My View: Give a child a book and open the door to a great future
Kids at the Kips Bay Boys & Girls Club in the Bronx listen as actor Courtney B. Vance reads to them.
December 16th, 2011
08:01 AM ET

My View: Give a child a book and open the door to a great future

By Courtney B. Vance, Special to CNN

Editor’s note: As a youth, actor Courtney B. Vance attended the Boys & Girls Clubs in his native Detroit. With a passion for reading and an advocate for improved literacy among youth, Vance supports the organization’s Bright Spot for Reading initiative, which focuses on developing a positive attitude toward reading among young people.

The list of the hottest kids’ toys for the 2011 holiday season is out, and it’s notable for what it doesn’t include. There are dolls and cars, games and action figures, but there’s not a single book. This isn’t just a sad commentary on holiday gifting; it’s a sign that our next generation is going to lack skills vital to success.

Dr. Seuss’ “How the Grinch Stole Christmas,” the Harry Potter series, C.S. Lewis’ Narnia writings and Dickens’ classic “A Christmas Carol” are some of the top book gifts for the season according to Amazon, but I expect book purchases will be but a fraction of what’s spent on electronics and toys, most of which will be forgotten by January.

I read recently (pun intended) that September was “Read a New Book” month. May was “Get Caught Reading Month.” March was “Read Across America Day.” So with all these opportunities to teach kids the importance and value of reading, why aren’t we seeing more improvement in our children’s reading skills?
########################################
*INSTRUCTIONS TO FOLLOW:* Extend the Courtney B. Vance opinion piece on children's reading, picking up after its last paragraph.

*Annotated region listings:*
########################################
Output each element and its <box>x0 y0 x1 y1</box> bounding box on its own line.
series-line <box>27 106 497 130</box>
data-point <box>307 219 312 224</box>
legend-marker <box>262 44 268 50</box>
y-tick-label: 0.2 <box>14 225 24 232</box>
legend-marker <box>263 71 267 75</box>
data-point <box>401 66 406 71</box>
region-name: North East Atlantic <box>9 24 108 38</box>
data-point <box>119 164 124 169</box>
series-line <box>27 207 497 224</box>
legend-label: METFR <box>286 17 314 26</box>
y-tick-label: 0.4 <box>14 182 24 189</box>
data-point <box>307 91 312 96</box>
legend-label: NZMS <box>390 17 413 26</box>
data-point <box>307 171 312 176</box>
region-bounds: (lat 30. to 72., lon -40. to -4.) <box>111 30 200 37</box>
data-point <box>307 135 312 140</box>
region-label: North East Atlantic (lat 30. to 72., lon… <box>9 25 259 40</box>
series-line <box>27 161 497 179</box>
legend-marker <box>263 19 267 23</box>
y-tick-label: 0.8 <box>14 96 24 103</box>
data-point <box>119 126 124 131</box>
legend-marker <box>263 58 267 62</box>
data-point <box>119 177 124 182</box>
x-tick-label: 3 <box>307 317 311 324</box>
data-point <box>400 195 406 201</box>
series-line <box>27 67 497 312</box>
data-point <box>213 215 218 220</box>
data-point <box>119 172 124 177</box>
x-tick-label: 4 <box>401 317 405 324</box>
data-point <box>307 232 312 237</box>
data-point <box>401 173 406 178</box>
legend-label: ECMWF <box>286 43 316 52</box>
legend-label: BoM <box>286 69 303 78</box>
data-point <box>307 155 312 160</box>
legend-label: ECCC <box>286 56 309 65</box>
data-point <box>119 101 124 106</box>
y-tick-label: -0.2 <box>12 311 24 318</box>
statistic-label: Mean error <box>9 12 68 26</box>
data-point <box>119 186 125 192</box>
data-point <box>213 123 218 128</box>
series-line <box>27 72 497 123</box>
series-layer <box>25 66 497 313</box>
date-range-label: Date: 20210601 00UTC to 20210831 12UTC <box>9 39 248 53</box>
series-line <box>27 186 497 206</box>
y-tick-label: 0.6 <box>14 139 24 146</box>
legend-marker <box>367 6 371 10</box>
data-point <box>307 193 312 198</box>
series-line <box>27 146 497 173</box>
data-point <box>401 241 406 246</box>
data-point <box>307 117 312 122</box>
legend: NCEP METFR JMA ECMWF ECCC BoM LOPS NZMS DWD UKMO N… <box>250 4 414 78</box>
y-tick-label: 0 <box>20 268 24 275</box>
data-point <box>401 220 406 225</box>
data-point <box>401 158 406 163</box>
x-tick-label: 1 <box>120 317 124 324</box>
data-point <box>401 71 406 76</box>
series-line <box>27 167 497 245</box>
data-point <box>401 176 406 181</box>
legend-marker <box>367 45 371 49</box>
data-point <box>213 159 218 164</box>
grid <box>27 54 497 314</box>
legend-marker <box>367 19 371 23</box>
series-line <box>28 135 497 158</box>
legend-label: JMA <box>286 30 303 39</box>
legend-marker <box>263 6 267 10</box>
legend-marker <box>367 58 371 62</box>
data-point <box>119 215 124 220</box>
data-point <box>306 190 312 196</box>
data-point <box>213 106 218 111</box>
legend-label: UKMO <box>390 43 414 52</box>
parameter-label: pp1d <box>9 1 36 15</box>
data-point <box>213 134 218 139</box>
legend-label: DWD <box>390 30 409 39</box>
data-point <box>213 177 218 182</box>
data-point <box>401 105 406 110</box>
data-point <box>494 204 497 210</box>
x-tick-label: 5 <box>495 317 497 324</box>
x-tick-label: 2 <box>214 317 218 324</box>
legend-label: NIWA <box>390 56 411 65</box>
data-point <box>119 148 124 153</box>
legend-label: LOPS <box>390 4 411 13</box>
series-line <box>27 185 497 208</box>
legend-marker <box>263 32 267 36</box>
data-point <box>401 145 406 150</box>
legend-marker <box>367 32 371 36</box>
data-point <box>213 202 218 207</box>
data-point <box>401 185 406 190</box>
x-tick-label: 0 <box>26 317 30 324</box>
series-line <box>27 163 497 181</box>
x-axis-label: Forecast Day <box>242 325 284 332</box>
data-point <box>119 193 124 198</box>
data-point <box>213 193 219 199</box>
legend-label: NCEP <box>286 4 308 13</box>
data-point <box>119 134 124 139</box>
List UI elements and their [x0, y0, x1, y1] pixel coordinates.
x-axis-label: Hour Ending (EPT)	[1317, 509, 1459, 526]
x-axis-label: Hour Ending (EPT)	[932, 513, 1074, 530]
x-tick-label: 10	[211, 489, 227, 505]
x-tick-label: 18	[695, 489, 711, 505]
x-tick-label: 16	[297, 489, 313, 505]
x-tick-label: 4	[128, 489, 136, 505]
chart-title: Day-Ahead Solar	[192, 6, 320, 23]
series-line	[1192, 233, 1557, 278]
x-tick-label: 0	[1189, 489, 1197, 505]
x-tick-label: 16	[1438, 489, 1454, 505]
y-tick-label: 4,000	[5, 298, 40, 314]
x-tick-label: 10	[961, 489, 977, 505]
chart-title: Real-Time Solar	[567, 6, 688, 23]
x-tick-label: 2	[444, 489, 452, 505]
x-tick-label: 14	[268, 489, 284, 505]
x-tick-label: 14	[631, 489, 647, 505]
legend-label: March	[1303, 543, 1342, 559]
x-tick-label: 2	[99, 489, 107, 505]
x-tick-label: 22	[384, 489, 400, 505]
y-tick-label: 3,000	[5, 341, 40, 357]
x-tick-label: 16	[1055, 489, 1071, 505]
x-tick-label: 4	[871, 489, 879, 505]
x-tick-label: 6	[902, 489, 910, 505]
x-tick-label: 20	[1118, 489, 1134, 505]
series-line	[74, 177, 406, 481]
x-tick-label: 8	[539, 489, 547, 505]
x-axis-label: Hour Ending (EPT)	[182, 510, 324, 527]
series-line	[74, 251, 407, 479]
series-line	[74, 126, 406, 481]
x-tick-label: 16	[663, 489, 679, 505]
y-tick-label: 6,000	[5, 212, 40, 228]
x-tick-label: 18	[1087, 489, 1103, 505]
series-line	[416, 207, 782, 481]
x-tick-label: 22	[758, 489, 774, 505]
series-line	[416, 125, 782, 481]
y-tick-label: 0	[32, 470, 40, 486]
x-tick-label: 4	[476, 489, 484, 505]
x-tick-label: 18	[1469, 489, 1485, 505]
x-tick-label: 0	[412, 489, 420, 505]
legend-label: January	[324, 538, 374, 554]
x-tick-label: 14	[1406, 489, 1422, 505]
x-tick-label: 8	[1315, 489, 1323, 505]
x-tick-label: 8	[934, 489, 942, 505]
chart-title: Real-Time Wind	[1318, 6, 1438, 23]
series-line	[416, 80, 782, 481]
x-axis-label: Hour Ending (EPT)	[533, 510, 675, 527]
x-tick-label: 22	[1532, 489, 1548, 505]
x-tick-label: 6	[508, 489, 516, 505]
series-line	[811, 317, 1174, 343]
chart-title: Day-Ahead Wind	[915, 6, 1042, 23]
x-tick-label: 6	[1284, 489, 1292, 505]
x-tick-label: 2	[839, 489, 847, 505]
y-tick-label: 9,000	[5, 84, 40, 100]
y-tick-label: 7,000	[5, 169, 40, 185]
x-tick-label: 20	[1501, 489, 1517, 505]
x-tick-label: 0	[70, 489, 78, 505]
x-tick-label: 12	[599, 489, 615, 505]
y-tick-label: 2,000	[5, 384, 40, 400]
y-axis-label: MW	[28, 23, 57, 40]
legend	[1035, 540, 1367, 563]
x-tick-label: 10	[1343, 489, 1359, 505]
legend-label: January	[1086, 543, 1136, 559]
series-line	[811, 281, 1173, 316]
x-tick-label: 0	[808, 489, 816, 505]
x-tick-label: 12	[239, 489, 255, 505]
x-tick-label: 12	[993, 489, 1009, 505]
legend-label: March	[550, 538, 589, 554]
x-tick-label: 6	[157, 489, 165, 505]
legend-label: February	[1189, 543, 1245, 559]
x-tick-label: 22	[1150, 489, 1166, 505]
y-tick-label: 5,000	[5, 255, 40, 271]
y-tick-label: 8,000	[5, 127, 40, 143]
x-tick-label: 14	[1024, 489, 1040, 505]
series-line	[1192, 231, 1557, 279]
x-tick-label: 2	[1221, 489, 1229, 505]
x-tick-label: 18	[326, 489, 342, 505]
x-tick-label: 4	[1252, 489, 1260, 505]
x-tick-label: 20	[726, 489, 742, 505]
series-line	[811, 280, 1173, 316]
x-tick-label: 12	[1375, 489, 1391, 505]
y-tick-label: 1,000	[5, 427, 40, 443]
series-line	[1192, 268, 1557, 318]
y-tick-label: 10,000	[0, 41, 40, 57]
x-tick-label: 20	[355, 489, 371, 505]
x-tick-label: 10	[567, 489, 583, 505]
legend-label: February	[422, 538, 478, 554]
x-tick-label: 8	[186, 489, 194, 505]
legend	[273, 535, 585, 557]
########################################
*RESPONSE FOR THIS EXERCISE:*
According to the 2011 Reading Report Card, only 34% of fourth-graders are reading at or above “proficient.” By the eighth grade, the reading proficiency rate remains at just 34% for all students. The Report Card noted that fourth-graders who reported reading for fun almost every day scored higher on average, and students who hardly ever read scored lowest.

Actor Courtney B. Vance talks to youth about the importance of reading.

Actor Courtney B. Vance talks to youth about the importance of reading.

As a parent, one of my great joys is reading to my children and seeing them develop their own love of books. When I was growing up, education was important in my family. My mother was a librarian, so we grew up around books. My parents instilled in us the importance of reading and that it would help us get good grades and get us into college.

But I worry that too many American children will never know the joy of reading a new book, because they have never learned to read or been encouraged to read. In fact, less than one-third of 13-year-olds are daily readers.

Reading isn’t a luxury. It’s a necessity. Reading ability doesn’t just translate to success in academics. It can also be the crucial factor that determines whether a child will succeed in life.

Without intervention, children with reading problems will grow up to be illiterate adults. Poor literacy has far-reaching implications, both for the child and for society. Deficient readers are far more likely than skilled readers to be high school dropouts and less advanced readers have fewer opportunities for career growth.

As Americans, we should be embarrassed about illiteracy. More to the point, we should do something about it.

We have to make literacy a priority. Giving children the necessary tools to build strong literacy skills also gives them the tools to succeed in life.

Consider these benefits of good literacy skills:

- Reading is a vital skill in the workplace. Higher reading levels correlate to higher employment percentages in management and professional occupations and by extension higher wages.

- Strong readers are twice as likely as nonreaders to volunteer or do charity work.

- Students who read for fun nearly every day perform better on reading tests than kids who don’t.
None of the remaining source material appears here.